Written task: Copy every line that mentions the word "meta".

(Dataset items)

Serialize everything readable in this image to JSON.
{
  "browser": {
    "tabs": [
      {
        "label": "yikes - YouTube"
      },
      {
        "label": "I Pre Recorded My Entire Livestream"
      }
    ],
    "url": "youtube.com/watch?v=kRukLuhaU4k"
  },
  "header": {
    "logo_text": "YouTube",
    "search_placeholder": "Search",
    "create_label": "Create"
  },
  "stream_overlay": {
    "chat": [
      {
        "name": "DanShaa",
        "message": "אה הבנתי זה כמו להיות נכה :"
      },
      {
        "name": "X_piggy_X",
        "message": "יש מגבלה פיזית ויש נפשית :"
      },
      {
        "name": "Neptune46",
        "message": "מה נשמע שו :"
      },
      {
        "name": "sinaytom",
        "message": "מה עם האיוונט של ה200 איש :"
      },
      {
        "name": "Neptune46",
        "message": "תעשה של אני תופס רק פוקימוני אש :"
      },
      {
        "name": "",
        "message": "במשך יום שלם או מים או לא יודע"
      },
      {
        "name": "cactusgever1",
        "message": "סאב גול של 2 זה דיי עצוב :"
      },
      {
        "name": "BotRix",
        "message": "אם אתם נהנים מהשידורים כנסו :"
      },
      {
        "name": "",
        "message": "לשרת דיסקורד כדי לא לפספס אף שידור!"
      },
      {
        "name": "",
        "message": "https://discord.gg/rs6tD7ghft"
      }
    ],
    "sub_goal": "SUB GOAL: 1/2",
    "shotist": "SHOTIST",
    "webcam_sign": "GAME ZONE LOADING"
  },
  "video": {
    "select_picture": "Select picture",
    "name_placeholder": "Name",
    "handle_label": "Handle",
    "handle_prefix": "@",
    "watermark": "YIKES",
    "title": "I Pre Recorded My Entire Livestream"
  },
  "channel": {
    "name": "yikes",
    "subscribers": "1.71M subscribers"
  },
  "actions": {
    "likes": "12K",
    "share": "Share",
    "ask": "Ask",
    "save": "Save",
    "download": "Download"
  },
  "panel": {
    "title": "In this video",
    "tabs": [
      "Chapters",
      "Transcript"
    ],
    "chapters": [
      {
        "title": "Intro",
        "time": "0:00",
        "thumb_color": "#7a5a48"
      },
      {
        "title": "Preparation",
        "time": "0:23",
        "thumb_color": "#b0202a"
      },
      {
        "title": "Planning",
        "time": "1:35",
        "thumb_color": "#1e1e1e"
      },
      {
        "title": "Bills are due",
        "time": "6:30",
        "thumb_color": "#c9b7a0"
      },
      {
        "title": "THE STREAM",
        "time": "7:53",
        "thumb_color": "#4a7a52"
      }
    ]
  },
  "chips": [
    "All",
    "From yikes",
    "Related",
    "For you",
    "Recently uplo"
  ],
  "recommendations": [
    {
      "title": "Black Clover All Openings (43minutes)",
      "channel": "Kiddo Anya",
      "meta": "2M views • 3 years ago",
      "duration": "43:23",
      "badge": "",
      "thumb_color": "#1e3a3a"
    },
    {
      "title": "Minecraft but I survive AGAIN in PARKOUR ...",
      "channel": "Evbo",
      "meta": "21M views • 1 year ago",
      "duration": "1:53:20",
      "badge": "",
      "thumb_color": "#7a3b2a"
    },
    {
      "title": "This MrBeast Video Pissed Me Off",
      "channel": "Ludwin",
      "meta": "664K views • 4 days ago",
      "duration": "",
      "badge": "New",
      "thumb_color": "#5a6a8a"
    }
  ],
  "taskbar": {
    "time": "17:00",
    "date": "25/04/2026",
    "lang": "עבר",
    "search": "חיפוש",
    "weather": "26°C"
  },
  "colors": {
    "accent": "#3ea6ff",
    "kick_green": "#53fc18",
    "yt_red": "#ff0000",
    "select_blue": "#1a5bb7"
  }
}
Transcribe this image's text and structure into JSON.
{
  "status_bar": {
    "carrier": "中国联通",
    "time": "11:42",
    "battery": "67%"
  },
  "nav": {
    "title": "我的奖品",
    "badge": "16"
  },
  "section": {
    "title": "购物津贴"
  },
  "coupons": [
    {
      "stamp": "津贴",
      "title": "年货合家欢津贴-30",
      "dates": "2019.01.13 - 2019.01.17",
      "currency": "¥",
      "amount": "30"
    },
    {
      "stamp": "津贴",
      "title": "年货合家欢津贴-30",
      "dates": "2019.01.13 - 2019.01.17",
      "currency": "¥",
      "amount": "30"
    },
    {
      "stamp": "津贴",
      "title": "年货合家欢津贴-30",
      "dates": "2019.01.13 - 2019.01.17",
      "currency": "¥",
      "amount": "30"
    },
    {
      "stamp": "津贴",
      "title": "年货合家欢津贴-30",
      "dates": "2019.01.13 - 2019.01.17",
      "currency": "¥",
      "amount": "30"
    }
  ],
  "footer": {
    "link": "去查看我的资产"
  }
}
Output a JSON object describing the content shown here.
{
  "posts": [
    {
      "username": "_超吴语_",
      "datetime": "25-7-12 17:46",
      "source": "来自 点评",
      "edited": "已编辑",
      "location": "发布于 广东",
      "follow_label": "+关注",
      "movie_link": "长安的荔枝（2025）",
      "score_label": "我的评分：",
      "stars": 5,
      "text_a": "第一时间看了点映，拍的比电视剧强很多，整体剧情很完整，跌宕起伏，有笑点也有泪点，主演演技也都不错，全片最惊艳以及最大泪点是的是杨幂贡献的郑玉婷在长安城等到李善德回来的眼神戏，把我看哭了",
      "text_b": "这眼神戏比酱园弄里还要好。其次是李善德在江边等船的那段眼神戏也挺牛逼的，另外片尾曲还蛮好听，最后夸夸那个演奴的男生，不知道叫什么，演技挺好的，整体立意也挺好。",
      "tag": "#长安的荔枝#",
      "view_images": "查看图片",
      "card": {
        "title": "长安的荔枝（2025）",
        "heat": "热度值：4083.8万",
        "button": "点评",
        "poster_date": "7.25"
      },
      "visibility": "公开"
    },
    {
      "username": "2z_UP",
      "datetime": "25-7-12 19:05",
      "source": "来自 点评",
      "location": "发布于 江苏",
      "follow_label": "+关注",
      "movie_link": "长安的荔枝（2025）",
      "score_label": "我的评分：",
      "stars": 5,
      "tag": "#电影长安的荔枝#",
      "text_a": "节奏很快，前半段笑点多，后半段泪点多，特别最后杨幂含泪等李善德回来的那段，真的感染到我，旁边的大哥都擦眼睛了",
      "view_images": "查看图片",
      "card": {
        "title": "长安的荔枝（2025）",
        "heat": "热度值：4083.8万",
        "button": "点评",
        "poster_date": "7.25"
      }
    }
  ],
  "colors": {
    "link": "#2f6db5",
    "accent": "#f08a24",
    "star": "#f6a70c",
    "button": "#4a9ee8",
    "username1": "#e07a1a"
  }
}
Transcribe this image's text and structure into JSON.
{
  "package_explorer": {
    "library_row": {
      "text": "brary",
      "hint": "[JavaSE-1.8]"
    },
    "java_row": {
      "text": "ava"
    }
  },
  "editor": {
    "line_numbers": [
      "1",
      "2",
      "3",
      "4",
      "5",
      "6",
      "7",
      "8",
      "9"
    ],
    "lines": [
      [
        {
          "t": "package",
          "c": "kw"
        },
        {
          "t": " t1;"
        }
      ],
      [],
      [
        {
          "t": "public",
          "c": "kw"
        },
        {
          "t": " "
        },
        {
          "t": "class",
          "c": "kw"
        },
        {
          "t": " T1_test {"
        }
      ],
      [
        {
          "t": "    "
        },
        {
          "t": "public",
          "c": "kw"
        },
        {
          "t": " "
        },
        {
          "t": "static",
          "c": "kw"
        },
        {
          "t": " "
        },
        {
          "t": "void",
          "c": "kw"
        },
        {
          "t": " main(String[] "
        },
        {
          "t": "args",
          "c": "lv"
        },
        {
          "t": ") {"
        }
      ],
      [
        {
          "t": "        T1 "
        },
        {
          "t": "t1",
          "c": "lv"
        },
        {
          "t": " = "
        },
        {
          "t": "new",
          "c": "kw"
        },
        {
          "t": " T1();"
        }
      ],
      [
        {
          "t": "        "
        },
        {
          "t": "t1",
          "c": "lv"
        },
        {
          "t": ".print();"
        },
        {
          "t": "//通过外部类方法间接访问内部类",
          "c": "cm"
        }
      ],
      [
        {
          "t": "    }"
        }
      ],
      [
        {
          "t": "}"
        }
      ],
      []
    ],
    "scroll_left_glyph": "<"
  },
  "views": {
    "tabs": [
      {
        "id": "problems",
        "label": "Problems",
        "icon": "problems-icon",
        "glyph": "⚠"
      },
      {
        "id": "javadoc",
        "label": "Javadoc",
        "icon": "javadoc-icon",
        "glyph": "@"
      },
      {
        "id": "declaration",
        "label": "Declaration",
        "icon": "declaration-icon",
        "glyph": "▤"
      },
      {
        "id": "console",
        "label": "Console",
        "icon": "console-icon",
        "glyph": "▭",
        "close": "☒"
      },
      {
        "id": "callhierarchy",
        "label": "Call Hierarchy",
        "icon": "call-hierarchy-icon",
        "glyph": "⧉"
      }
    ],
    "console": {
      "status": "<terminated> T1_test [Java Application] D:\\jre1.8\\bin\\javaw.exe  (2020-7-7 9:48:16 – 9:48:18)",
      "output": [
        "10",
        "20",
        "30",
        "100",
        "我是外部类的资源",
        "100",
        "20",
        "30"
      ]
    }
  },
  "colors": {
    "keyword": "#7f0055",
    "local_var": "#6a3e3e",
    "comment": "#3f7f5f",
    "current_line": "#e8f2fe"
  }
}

Output for this exercise:
      "meta": "2M views • 3 years ago",
      "meta": "21M views • 1 year ago",
      "meta": "664K views • 4 days ago",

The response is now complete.